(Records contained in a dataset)
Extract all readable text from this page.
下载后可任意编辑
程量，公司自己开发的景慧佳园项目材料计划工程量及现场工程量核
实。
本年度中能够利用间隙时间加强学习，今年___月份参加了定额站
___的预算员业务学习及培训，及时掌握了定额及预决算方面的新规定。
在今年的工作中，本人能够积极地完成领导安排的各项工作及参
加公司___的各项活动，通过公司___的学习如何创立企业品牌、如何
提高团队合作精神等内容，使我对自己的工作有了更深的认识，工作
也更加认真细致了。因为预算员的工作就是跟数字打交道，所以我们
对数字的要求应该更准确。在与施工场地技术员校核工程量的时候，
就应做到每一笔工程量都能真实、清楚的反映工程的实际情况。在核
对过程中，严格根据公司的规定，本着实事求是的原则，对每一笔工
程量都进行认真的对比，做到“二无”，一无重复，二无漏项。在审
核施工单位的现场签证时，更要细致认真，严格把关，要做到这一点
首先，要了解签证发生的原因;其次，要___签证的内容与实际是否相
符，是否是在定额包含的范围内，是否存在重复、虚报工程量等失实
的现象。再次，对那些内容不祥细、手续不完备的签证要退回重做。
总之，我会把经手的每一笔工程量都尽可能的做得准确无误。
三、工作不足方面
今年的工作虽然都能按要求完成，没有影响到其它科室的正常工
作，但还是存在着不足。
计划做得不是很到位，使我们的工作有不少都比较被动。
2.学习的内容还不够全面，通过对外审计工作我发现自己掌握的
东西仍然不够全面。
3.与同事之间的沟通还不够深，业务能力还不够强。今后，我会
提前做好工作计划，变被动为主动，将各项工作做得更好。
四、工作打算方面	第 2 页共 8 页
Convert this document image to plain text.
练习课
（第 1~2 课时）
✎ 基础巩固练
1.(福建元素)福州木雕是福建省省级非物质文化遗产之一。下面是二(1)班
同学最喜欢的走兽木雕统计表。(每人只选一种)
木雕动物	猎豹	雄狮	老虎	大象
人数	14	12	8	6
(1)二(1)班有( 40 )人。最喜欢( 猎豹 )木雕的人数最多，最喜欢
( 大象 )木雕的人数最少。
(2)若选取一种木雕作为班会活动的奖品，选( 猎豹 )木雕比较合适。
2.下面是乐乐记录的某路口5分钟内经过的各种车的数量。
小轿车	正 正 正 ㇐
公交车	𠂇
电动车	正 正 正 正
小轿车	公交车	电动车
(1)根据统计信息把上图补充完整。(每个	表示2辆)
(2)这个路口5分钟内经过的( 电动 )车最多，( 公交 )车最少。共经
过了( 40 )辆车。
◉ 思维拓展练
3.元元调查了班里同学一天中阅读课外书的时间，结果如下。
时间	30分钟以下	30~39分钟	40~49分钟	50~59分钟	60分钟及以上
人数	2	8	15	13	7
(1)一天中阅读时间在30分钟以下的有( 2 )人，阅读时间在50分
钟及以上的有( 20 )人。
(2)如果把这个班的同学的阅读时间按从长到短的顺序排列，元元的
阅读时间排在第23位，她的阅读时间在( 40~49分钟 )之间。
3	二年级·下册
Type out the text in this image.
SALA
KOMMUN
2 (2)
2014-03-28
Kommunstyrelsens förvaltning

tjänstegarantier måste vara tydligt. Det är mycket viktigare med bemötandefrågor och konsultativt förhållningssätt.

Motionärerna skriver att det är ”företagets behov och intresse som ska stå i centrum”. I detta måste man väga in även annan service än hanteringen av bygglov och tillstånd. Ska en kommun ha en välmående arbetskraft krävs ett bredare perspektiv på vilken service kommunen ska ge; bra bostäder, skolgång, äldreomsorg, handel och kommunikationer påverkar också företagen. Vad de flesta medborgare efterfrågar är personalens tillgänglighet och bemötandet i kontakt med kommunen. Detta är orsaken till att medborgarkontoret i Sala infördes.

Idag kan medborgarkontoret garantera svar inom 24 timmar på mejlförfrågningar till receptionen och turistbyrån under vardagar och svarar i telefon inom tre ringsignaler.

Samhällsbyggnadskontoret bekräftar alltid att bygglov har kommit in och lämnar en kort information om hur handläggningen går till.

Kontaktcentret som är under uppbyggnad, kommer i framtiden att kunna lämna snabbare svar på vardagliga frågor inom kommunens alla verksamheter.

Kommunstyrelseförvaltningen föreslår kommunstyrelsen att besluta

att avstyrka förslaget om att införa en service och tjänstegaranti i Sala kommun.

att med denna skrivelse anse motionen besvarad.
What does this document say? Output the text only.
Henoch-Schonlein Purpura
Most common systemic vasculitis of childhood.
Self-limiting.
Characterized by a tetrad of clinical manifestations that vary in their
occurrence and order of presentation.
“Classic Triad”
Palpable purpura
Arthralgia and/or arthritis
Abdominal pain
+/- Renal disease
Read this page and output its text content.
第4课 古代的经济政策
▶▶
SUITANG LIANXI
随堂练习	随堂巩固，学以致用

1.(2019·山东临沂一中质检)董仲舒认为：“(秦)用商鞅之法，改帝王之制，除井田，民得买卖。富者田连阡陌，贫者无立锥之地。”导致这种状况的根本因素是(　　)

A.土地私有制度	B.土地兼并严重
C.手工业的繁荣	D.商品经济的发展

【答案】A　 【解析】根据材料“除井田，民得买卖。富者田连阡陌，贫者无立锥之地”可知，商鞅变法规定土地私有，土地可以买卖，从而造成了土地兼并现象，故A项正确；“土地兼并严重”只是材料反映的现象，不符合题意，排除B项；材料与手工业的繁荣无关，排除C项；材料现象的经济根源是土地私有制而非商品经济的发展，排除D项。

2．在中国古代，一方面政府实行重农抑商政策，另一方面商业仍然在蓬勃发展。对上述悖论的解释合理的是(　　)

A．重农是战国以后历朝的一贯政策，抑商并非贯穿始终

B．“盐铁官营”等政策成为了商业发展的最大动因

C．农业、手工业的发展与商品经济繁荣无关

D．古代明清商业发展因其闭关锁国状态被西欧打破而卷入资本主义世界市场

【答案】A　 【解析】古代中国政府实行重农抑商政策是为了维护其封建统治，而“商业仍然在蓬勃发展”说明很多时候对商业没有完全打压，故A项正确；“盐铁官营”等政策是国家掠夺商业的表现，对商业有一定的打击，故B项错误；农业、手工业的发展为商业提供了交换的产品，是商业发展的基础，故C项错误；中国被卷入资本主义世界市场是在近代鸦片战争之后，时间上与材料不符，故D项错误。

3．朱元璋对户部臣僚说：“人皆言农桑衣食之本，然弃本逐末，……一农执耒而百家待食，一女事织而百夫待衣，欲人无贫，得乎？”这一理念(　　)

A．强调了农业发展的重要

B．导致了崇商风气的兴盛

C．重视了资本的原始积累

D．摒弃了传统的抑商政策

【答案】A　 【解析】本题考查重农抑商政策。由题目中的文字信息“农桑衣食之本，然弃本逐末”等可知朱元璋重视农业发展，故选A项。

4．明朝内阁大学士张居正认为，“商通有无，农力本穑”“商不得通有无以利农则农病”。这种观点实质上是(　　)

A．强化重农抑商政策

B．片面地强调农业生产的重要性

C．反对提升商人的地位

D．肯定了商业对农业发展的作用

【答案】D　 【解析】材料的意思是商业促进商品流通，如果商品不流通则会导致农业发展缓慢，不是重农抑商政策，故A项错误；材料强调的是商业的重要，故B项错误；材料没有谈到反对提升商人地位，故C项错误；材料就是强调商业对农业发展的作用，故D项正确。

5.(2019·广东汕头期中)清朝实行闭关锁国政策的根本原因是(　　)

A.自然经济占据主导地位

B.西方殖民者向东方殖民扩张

- Aim of the exercise -
Give back all the records exactly as they stand.

- Full answer -
Extract all readable text from this page.
下载后可任意编辑
程量，公司自己开发的景慧佳园项目材料计划工程量及现场工程量核
实。
本年度中能够利用间隙时间加强学习，今年___月份参加了定额站
___的预算员业务学习及培训，及时掌握了定额及预决算方面的新规定。
在今年的工作中，本人能够积极地完成领导安排的各项工作及参
加公司___的各项活动，通过公司___的学习如何创立企业品牌、如何
提高团队合作精神等内容，使我对自己的工作有了更深的认识，工作
也更加认真细致了。因为预算员的工作就是跟数字打交道，所以我们
对数字的要求应该更准确。在与施工场地技术员校核工程量的时候，
就应做到每一笔工程量都能真实、清楚的反映工程的实际情况。在核
对过程中，严格根据公司的规定，本着实事求是的原则，对每一笔工
程量都进行认真的对比，做到“二无”，一无重复，二无漏项。在审
核施工单位的现场签证时，更要细致认真，严格把关，要做到这一点
首先，要了解签证发生的原因;其次，要___签证的内容与实际是否相
符，是否是在定额包含的范围内，是否存在重复、虚报工程量等失实
的现象。再次，对那些内容不祥细、手续不完备的签证要退回重做。
总之，我会把经手的每一笔工程量都尽可能的做得准确无误。
三、工作不足方面
今年的工作虽然都能按要求完成，没有影响到其它科室的正常工
作，但还是存在着不足。
计划做得不是很到位，使我们的工作有不少都比较被动。
2.学习的内容还不够全面，通过对外审计工作我发现自己掌握的
东西仍然不够全面。
3.与同事之间的沟通还不够深，业务能力还不够强。今后，我会
提前做好工作计划，变被动为主动，将各项工作做得更好。
四、工作打算方面	第 2 页共 8 页
Convert this document image to plain text.
练习课
（第 1~2 课时）
✎ 基础巩固练
1.(福建元素)福州木雕是福建省省级非物质文化遗产之一。下面是二(1)班
同学最喜欢的走兽木雕统计表。(每人只选一种)
木雕动物	猎豹	雄狮	老虎	大象
人数	14	12	8	6
(1)二(1)班有( 40 )人。最喜欢( 猎豹 )木雕的人数最多，最喜欢
( 大象 )木雕的人数最少。
(2)若选取一种木雕作为班会活动的奖品，选( 猎豹 )木雕比较合适。
2.下面是乐乐记录的某路口5分钟内经过的各种车的数量。
小轿车	正 正 正 ㇐
公交车	𠂇
电动车	正 正 正 正
小轿车	公交车	电动车
(1)根据统计信息把上图补充完整。(每个	表示2辆)
(2)这个路口5分钟内经过的( 电动 )车最多，( 公交 )车最少。共经
过了( 40 )辆车。
◉ 思维拓展练
3.元元调查了班里同学一天中阅读课外书的时间，结果如下。
时间	30分钟以下	30~39分钟	40~49分钟	50~59分钟	60分钟及以上
人数	2	8	15	13	7
(1)一天中阅读时间在30分钟以下的有( 2 )人，阅读时间在50分
钟及以上的有( 20 )人。
(2)如果把这个班的同学的阅读时间按从长到短的顺序排列，元元的
阅读时间排在第23位，她的阅读时间在( 40~49分钟 )之间。
3	二年级·下册
Type out the text in this image.
SALA
KOMMUN
2 (2)
2014-03-28
Kommunstyrelsens förvaltning

tjänstegarantier måste vara tydligt. Det är mycket viktigare med bemötandefrågor och konsultativt förhållningssätt.

Motionärerna skriver att det är ”företagets behov och intresse som ska stå i centrum”. I detta måste man väga in även annan service än hanteringen av bygglov och tillstånd. Ska en kommun ha en välmående arbetskraft krävs ett bredare perspektiv på vilken service kommunen ska ge; bra bostäder, skolgång, äldreomsorg, handel och kommunikationer påverkar också företagen. Vad de flesta medborgare efterfrågar är personalens tillgänglighet och bemötandet i kontakt med kommunen. Detta är orsaken till att medborgarkontoret i Sala infördes.

Idag kan medborgarkontoret garantera svar inom 24 timmar på mejlförfrågningar till receptionen och turistbyrån under vardagar och svarar i telefon inom tre ringsignaler.

Samhällsbyggnadskontoret bekräftar alltid att bygglov har kommit in och lämnar en kort information om hur handläggningen går till.

Kontaktcentret som är under uppbyggnad, kommer i framtiden att kunna lämna snabbare svar på vardagliga frågor inom kommunens alla verksamheter.

Kommunstyrelseförvaltningen föreslår kommunstyrelsen att besluta

att avstyrka förslaget om att införa en service och tjänstegaranti i Sala kommun.

att med denna skrivelse anse motionen besvarad.
What does this document say? Output the text only.
Henoch-Schonlein Purpura
Most common systemic vasculitis of childhood.
Self-limiting.
Characterized by a tetrad of clinical manifestations that vary in their
occurrence and order of presentation.
“Classic Triad”
Palpable purpura
Arthralgia and/or arthritis
Abdominal pain
+/- Renal disease
Read this page and output its text content.
第4课 古代的经济政策
▶▶
SUITANG LIANXI
随堂练习	随堂巩固，学以致用

1.(2019·山东临沂一中质检)董仲舒认为：“(秦)用商鞅之法，改帝王之制，除井田，民得买卖。富者田连阡陌，贫者无立锥之地。”导致这种状况的根本因素是(　　)

A.土地私有制度	B.土地兼并严重
C.手工业的繁荣	D.商品经济的发展

【答案】A　 【解析】根据材料“除井田，民得买卖。富者田连阡陌，贫者无立锥之地”可知，商鞅变法规定土地私有，土地可以买卖，从而造成了土地兼并现象，故A项正确；“土地兼并严重”只是材料反映的现象，不符合题意，排除B项；材料与手工业的繁荣无关，排除C项；材料现象的经济根源是土地私有制而非商品经济的发展，排除D项。

2．在中国古代，一方面政府实行重农抑商政策，另一方面商业仍然在蓬勃发展。对上述悖论的解释合理的是(　　)

A．重农是战国以后历朝的一贯政策，抑商并非贯穿始终

B．“盐铁官营”等政策成为了商业发展的最大动因

C．农业、手工业的发展与商品经济繁荣无关

D．古代明清商业发展因其闭关锁国状态被西欧打破而卷入资本主义世界市场

【答案】A　 【解析】古代中国政府实行重农抑商政策是为了维护其封建统治，而“商业仍然在蓬勃发展”说明很多时候对商业没有完全打压，故A项正确；“盐铁官营”等政策是国家掠夺商业的表现，对商业有一定的打击，故B项错误；农业、手工业的发展为商业提供了交换的产品，是商业发展的基础，故C项错误；中国被卷入资本主义世界市场是在近代鸦片战争之后，时间上与材料不符，故D项错误。

3．朱元璋对户部臣僚说：“人皆言农桑衣食之本，然弃本逐末，……一农执耒而百家待食，一女事织而百夫待衣，欲人无贫，得乎？”这一理念(　　)

A．强调了农业发展的重要

B．导致了崇商风气的兴盛

C．重视了资本的原始积累

D．摒弃了传统的抑商政策

【答案】A　 【解析】本题考查重农抑商政策。由题目中的文字信息“农桑衣食之本，然弃本逐末”等可知朱元璋重视农业发展，故选A项。

4．明朝内阁大学士张居正认为，“商通有无，农力本穑”“商不得通有无以利农则农病”。这种观点实质上是(　　)

A．强化重农抑商政策

B．片面地强调农业生产的重要性

C．反对提升商人的地位

D．肯定了商业对农业发展的作用

【答案】D　 【解析】材料的意思是商业促进商品流通，如果商品不流通则会导致农业发展缓慢，不是重农抑商政策，故A项错误；材料强调的是商业的重要，故B项错误；材料没有谈到反对提升商人地位，故C项错误；材料就是强调商业对农业发展的作用，故D项正确。

5.(2019·广东汕头期中)清朝实行闭关锁国政策的根本原因是(　　)

A.自然经济占据主导地位

B.西方殖民者向东方殖民扩张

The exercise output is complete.